[Source records]
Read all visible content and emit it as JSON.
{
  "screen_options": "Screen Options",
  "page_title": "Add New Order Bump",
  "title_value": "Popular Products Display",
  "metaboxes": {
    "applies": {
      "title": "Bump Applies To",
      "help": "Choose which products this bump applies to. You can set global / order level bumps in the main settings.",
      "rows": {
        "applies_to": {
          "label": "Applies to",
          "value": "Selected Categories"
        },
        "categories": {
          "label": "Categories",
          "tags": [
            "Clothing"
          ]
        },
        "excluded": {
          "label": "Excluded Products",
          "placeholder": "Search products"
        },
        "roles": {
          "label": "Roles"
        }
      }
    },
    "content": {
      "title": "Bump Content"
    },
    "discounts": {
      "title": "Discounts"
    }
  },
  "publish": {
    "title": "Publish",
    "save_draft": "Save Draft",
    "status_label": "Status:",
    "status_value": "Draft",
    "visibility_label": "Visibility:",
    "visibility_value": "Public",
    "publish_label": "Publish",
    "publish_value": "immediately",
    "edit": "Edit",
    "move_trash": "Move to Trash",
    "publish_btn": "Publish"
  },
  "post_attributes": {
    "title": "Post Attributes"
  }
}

▸ **DIRECTIVE**
Please quote every record above exactly as it appears.

▸ **TASK OUTPUT**
Read all visible content and emit it as JSON.
{
  "screen_options": "Screen Options",
  "page_title": "Add New Order Bump",
  "title_value": "Popular Products Display",
  "metaboxes": {
    "applies": {
      "title": "Bump Applies To",
      "help": "Choose which products this bump applies to. You can set global / order level bumps in the main settings.",
      "rows": {
        "applies_to": {
          "label": "Applies to",
          "value": "Selected Categories"
        },
        "categories": {
          "label": "Categories",
          "tags": [
            "Clothing"
          ]
        },
        "excluded": {
          "label": "Excluded Products",
          "placeholder": "Search products"
        },
        "roles": {
          "label": "Roles"
        }
      }
    },
    "content": {
      "title": "Bump Content"
    },
    "discounts": {
      "title": "Discounts"
    }
  },
  "publish": {
    "title": "Publish",
    "save_draft": "Save Draft",
    "status_label": "Status:",
    "status_value": "Draft",
    "visibility_label": "Visibility:",
    "visibility_value": "Public",
    "publish_label": "Publish",
    "publish_value": "immediately",
    "edit": "Edit",
    "move_trash": "Move to Trash",
    "publish_btn": "Publish"
  },
  "post_attributes": {
    "title": "Post Attributes"
  }
}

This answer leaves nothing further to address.